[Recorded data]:
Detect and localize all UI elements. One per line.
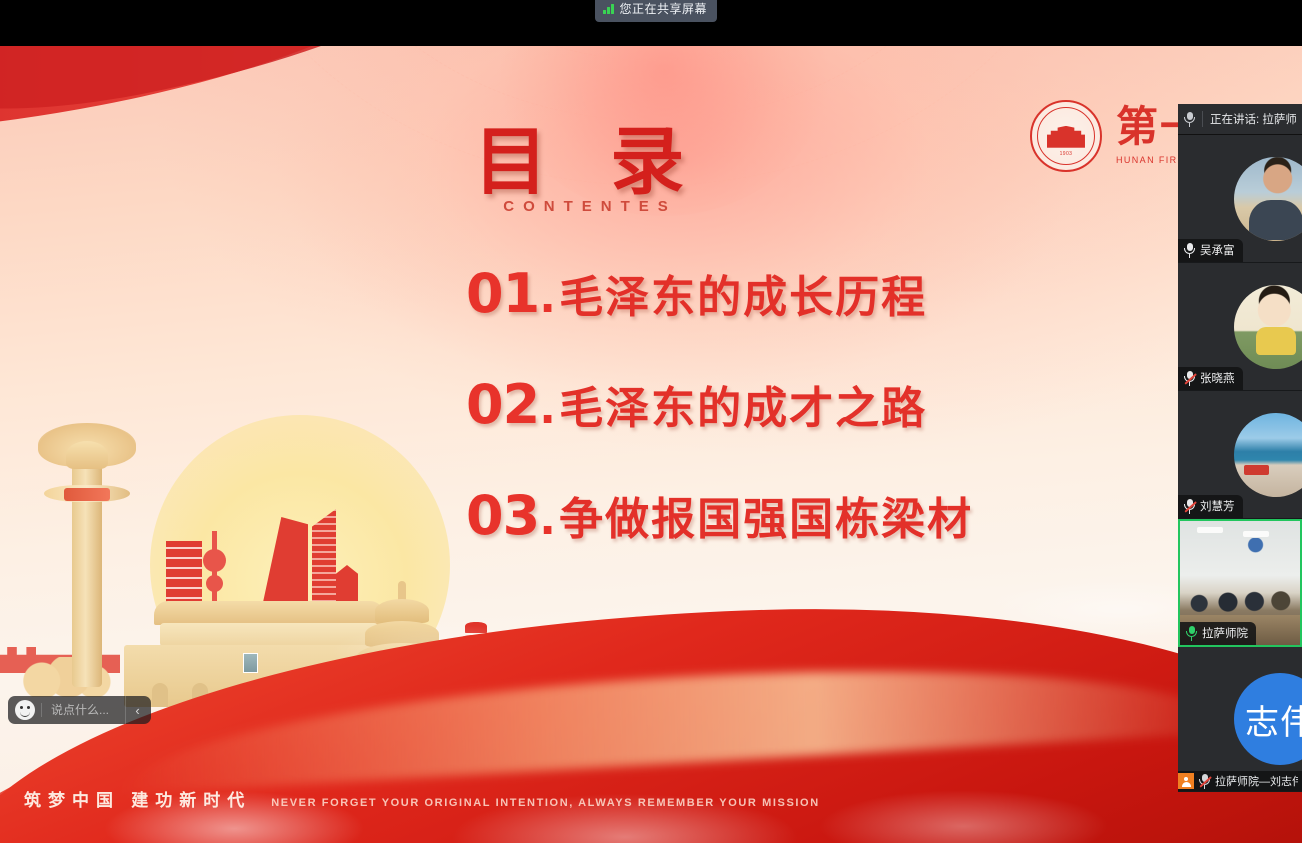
participant-tile[interactable]: 志伟 拉萨师院—刘志伟 <box>1178 647 1302 792</box>
slide-footer: 筑梦中国 建功新时代 NEVER FORGET YOUR ORIGINAL IN… <box>24 786 820 811</box>
screen-sharing-indicator[interactable]: 您正在共享屏幕 <box>595 0 717 22</box>
participant-name-chip: 拉萨师院—刘志伟 <box>1178 771 1302 791</box>
participant-name: 拉萨师院 <box>1202 625 1248 641</box>
participant-name-chip: 张晓燕 <box>1178 367 1243 390</box>
seal-year: 1903 <box>1060 151 1073 157</box>
active-speaker-bar: 正在讲话: 拉萨师… <box>1178 104 1302 135</box>
participant-tile[interactable]: 刘慧芳 <box>1178 391 1302 519</box>
participant-name-chip: 拉萨师院 <box>1180 622 1256 645</box>
top-system-bar: 您正在共享屏幕 <box>0 0 1302 46</box>
avatar-initials: 志伟 <box>1234 673 1302 765</box>
toc-item: 01 . 毛泽东的成长历程 <box>0 261 1180 372</box>
huabiao-cap <box>66 441 108 469</box>
microphone-muted-icon <box>1184 371 1195 386</box>
slide-footer-english: NEVER FORGET YOUR ORIGINAL INTENTION, AL… <box>271 797 820 809</box>
participant-name: 刘慧芳 <box>1200 498 1235 514</box>
participant-tile[interactable]: 张晓燕 <box>1178 263 1302 391</box>
lasa-normal-university-wall-logo <box>1245 538 1293 575</box>
microphone-icon <box>1186 626 1197 641</box>
huabiao-band <box>64 488 110 501</box>
participant-name: 吴承富 <box>1200 242 1235 258</box>
participant-name: 拉萨师院—刘志伟 <box>1215 773 1298 789</box>
participant-name-chip: 刘慧芳 <box>1178 495 1243 518</box>
toc-item-label: 毛泽东的成长历程 <box>559 261 927 325</box>
chat-message-input[interactable] <box>41 703 119 717</box>
shared-screen-slide: 目 录 CONTENTES 01 . 毛泽东的成长历程 02 . 毛泽东的成才之… <box>0 46 1302 843</box>
toc-item-number: 01 <box>466 262 539 325</box>
page-subtitle: CONTENTES <box>0 198 1180 215</box>
microphone-icon <box>1184 112 1195 127</box>
lower-mist <box>0 723 1302 843</box>
university-seal-icon: 1903 <box>1030 100 1102 172</box>
participant-name: 张晓燕 <box>1200 370 1235 386</box>
avatar: 志伟 <box>1178 647 1302 791</box>
slide-footer-chinese: 筑梦中国 建功新时代 <box>24 786 251 811</box>
host-icon <box>1178 773 1194 789</box>
microphone-muted-icon <box>1184 499 1195 514</box>
microphone-icon <box>1184 243 1195 258</box>
participant-tile[interactable]: 吴承富 <box>1178 135 1302 263</box>
sharing-notice-label: 您正在共享屏幕 <box>620 0 708 17</box>
seal-building-glyph <box>1047 126 1085 148</box>
chevron-left-icon[interactable]: ‹ <box>125 696 149 724</box>
page-title: 目 录 <box>0 102 1180 209</box>
toc-item-label: 毛泽东的成才之路 <box>559 372 927 436</box>
participant-tile-active-speaker[interactable]: 拉萨师院 <box>1178 519 1302 647</box>
participants-panel[interactable]: 正在讲话: 拉萨师… 吴承富 张晓燕 <box>1178 104 1302 775</box>
smiley-icon[interactable] <box>15 700 35 720</box>
toc-item-label: 争做报国强国栋梁材 <box>559 483 973 547</box>
active-speaker-label: 正在讲话: 拉萨师… <box>1202 111 1296 127</box>
participant-name-chip: 吴承富 <box>1178 239 1243 262</box>
chat-input-bar[interactable]: ‹ <box>8 696 151 724</box>
signal-bars-icon <box>603 3 614 14</box>
microphone-muted-icon <box>1199 774 1210 789</box>
toc-item-dot: . <box>540 263 555 325</box>
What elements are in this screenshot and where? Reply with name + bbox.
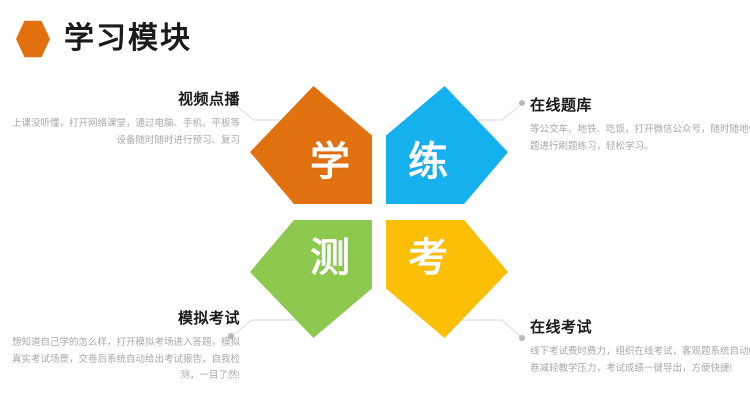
page-title: 学习模块 [16,20,192,58]
heading-online-exam: 在线考试 [530,316,750,337]
heading-mock-exam: 模拟考试 [8,307,240,328]
pentagon-study-label: 学 [310,142,350,182]
text-block-bottom-left: 模拟考试 想知道自己学的怎么样，打开模拟考场进入答题，模拟真实考试场景，交卷后系… [8,307,240,385]
pentagon-exam-label: 考 [408,238,448,278]
pentagon-practice[interactable]: 练 [386,86,508,204]
pentagon-study[interactable]: 学 [250,86,372,204]
body-video-on-demand: 上课没听懂，打开网络课堂，通过电脑、手机、平板等设备随时随时进行预习、复习 [8,116,240,149]
body-mock-exam: 想知道自己学的怎么样，打开模拟考场进入答题，模拟真实考试场景，交卷后系统自动给出… [8,335,240,385]
heading-online-question-bank: 在线题库 [530,94,750,115]
pentagon-test[interactable]: 测 [250,220,372,338]
body-online-exam: 线下考试费时费力，组织在线考试，客观题系统自动阅卷减轻教学压力，考试成绩一键导出… [530,344,750,377]
connector-dot-top-right [519,100,525,106]
pentagon-exam[interactable]: 考 [386,220,508,338]
connector-dot-bottom-right [519,335,525,341]
text-block-bottom-right: 在线考试 线下考试费时费力，组织在线考试，客观题系统自动阅卷减轻教学压力，考试成… [530,316,750,377]
pentagon-cluster: 学 练 测 考 [250,86,508,338]
slide-canvas: 学习模块 学 练 测 考 视频点播 上课没听懂，打开网络课堂，通过 [0,0,750,413]
heading-video-on-demand: 视频点播 [8,88,240,109]
body-online-question-bank: 等公交车、地铁、吃饭，打开微信公众号，随时随地做题进行刷题练习，轻松学习。 [530,122,750,155]
hexagon-icon [16,20,50,58]
pentagon-test-label: 测 [310,238,350,278]
text-block-top-right: 在线题库 等公交车、地铁、吃饭，打开微信公众号，随时随地做题进行刷题练习，轻松学… [530,94,750,155]
text-block-top-left: 视频点播 上课没听懂，打开网络课堂，通过电脑、手机、平板等设备随时随时进行预习、… [8,88,240,149]
page-title-label: 学习模块 [64,24,192,54]
pentagon-practice-label: 练 [408,142,448,182]
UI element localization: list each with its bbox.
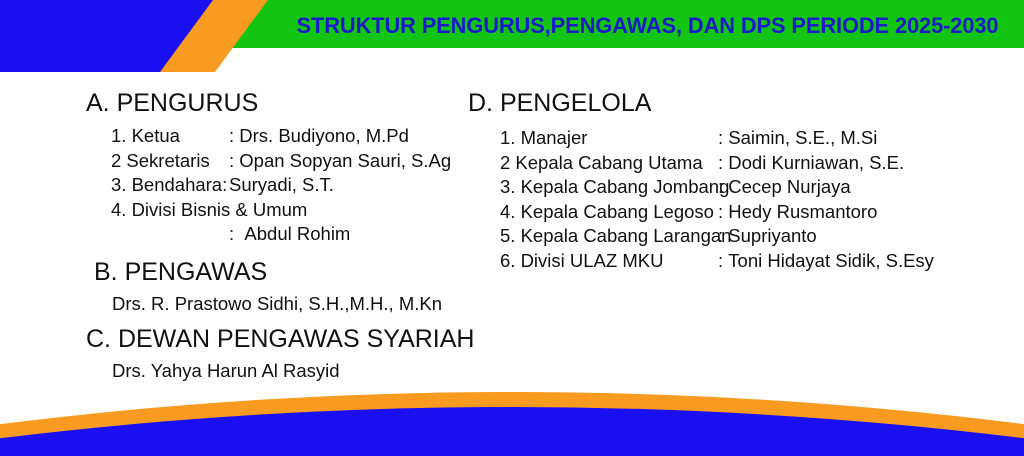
footer-decoration <box>0 366 1024 456</box>
item-value: : Saimin, S.E., M.Si <box>718 126 877 151</box>
item-label: 1. Manajer <box>500 126 718 151</box>
item-label: 5. Kepala Cabang Larangan <box>500 224 718 249</box>
section-heading-pengurus: A. PENGURUS <box>86 88 476 119</box>
content-area: A. PENGURUS 1. Ketua : Drs. Budiyono, M.… <box>0 88 1024 378</box>
item-label: 3. Kepala Cabang Jombang <box>500 175 718 200</box>
section-heading-pengawas: B. PENGAWAS <box>86 257 476 288</box>
item-label: 3. Bendahara: <box>111 173 229 198</box>
list-item: 6. Divisi ULAZ MKU : Toni Hidayat Sidik,… <box>500 249 988 274</box>
header-banner: STRUKTUR PENGURUS,PENGAWAS, DAN DPS PERI… <box>0 0 1024 80</box>
item-label: 4. Kepala Cabang Legoso <box>500 200 718 225</box>
pengawas-name: Drs. R. Prastowo Sidhi, S.H.,M.H., M.Kn <box>86 288 476 317</box>
section-heading-dps: C. DEWAN PENGAWAS SYARIAH <box>86 324 476 355</box>
item-value: : Opan Sopyan Sauri, S.Ag <box>229 149 451 174</box>
item-label: 1. Ketua <box>111 124 229 149</box>
item-value: : Dodi Kurniawan, S.E. <box>718 151 904 176</box>
right-column: D. PENGELOLA 1. Manajer : Saimin, S.E., … <box>468 88 988 274</box>
item-label: 6. Divisi ULAZ MKU <box>500 249 718 274</box>
item-value: : Hedy Rusmantoro <box>718 200 877 225</box>
banner-title: STRUKTUR PENGURUS,PENGAWAS, DAN DPS PERI… <box>291 13 1004 39</box>
item-label: 2 Sekretaris <box>111 149 229 174</box>
list-item: 4. Divisi Bisnis & Umum <box>111 198 476 223</box>
banner-shapes <box>0 0 1024 80</box>
section-heading-pengelola: D. PENGELOLA <box>468 88 988 119</box>
item-label: 2 Kepala Cabang Utama <box>500 151 718 176</box>
pengurus-list: 1. Ketua : Drs. Budiyono, M.Pd 2 Sekreta… <box>86 119 476 247</box>
list-item: 3. Bendahara: Suryadi, S.T. <box>111 173 476 198</box>
slide-canvas: STRUKTUR PENGURUS,PENGAWAS, DAN DPS PERI… <box>0 0 1024 456</box>
item-value: Suryadi, S.T. <box>229 173 334 198</box>
list-item: 2 Kepala Cabang Utama : Dodi Kurniawan, … <box>500 151 988 176</box>
item-value: : Abdul Rohim <box>229 222 350 247</box>
footer-shapes <box>0 366 1024 456</box>
list-item: 5. Kepala Cabang Larangan : Supriyanto <box>500 224 988 249</box>
item-value: : Toni Hidayat Sidik, S.Esy <box>718 249 934 274</box>
item-value: : Cecep Nurjaya <box>718 175 851 200</box>
item-label: 4. Divisi Bisnis & Umum <box>111 198 307 223</box>
item-value: : Supriyanto <box>718 224 817 249</box>
list-item: 2 Sekretaris : Opan Sopyan Sauri, S.Ag <box>111 149 476 174</box>
pengelola-list: 1. Manajer : Saimin, S.E., M.Si 2 Kepala… <box>468 119 988 274</box>
left-column: A. PENGURUS 1. Ketua : Drs. Budiyono, M.… <box>86 88 476 383</box>
item-value: : Drs. Budiyono, M.Pd <box>229 124 409 149</box>
list-item: 1. Ketua : Drs. Budiyono, M.Pd <box>111 124 476 149</box>
list-item: : Abdul Rohim <box>111 222 476 247</box>
list-item: 4. Kepala Cabang Legoso : Hedy Rusmantor… <box>500 200 988 225</box>
list-item: 1. Manajer : Saimin, S.E., M.Si <box>500 126 988 151</box>
list-item: 3. Kepala Cabang Jombang : Cecep Nurjaya <box>500 175 988 200</box>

[What is asked]:
Arrange everything in the records above, from the line containing "participant-tile[interactable]: 志伟 拉萨师院—刘志伟" down to the line containing "participant-tile[interactable]: 吴承富 <box>1178", as a Markdown table with the columns Row and Entry. Number each line in Row, put the line itself in Entry, and omit any blank lines.

[Output for this task]:
| Row | Entry |
|---|---|
| 1 | participant-tile[interactable]: 志伟 拉萨师院—刘志伟 <box>1178 647 1302 792</box> |
| 2 | slide-footer: 筑梦中国 建功新时代 NEVER FORGET YOUR ORIGINAL IN… <box>24 786 820 811</box> |
| 3 | screen-sharing-indicator[interactable]: 您正在共享屏幕 <box>595 0 717 22</box> |
| 4 | participant-name-chip: 拉萨师院—刘志伟 <box>1178 771 1302 791</box> |
| 5 | participant-name: 拉萨师院 <box>1202 625 1248 641</box> |
| 6 | participant-name-chip: 张晓燕 <box>1178 367 1243 390</box> |
| 7 | seal-year: 1903 <box>1060 151 1073 157</box> |
| 8 | active-speaker-bar: 正在讲话: 拉萨师… <box>1178 104 1302 135</box> |
| 9 | participant-tile[interactable]: 刘慧芳 <box>1178 391 1302 519</box> |
| 10 | participant-name-chip: 拉萨师院 <box>1180 622 1256 645</box> |
| 11 | top-system-bar: 您正在共享屏幕 <box>0 0 1302 46</box> |
| 12 | avatar-initials: 志伟 <box>1234 673 1302 765</box> |
| 13 | toc-item: 01 . 毛泽东的成长历程 <box>0 261 1180 372</box> |
| 14 | huabiao-cap <box>66 441 108 469</box> |
| 15 | microphone-muted-icon <box>1184 371 1195 386</box> |
| 16 | slide-footer-english: NEVER FORGET YOUR ORIGINAL INTENTION, AL… <box>271 797 820 809</box> |
| 17 | participant-name: 刘慧芳 <box>1200 498 1235 514</box> |
| 18 | participant-tile[interactable]: 张晓燕 <box>1178 263 1302 391</box> |
| 19 | lasa-normal-university-wall-logo <box>1245 538 1293 575</box> |
| 20 | microphone-icon <box>1186 626 1197 641</box> |
| 21 | huabiao-band <box>64 488 110 501</box> |
| 22 | participant-name: 吴承富 <box>1200 242 1235 258</box> |
| 23 | participant-name: 拉萨师院—刘志伟 <box>1215 773 1298 789</box> |
| 24 | participant-name-chip: 刘慧芳 <box>1178 495 1243 518</box> |
| 25 | toc-item-label: 毛泽东的成长历程 <box>559 261 927 325</box> |
| 26 | chat-message-input[interactable] <box>41 703 119 717</box> |
| 27 | shared-screen-slide: 目 录 CONTENTES 01 . 毛泽东的成长历程 02 . 毛泽东的成才之… <box>0 46 1302 843</box> |
| 28 | toc-item-number: 01 <box>466 262 539 325</box> |
| 29 | page-subtitle: CONTENTES <box>0 198 1180 215</box> |
| 30 | microphone-icon <box>1184 112 1195 127</box> |
| 31 | lower-mist <box>0 723 1302 843</box> |
| 32 | university-seal-icon: 1903 <box>1030 100 1102 172</box> |
| 33 | participant-name: 张晓燕 <box>1200 370 1235 386</box> |
| 34 | avatar: 志伟 <box>1178 647 1302 791</box> |
| 35 | slide-footer-chinese: 筑梦中国 建功新时代 <box>24 786 251 811</box> |
| 36 | host-icon <box>1178 773 1194 789</box> |
| 37 | microphone-muted-icon <box>1184 499 1195 514</box> |
| 38 | microphone-icon <box>1184 243 1195 258</box> |
| 39 | participant-tile[interactable]: 吴承富 <box>1178 135 1302 263</box> |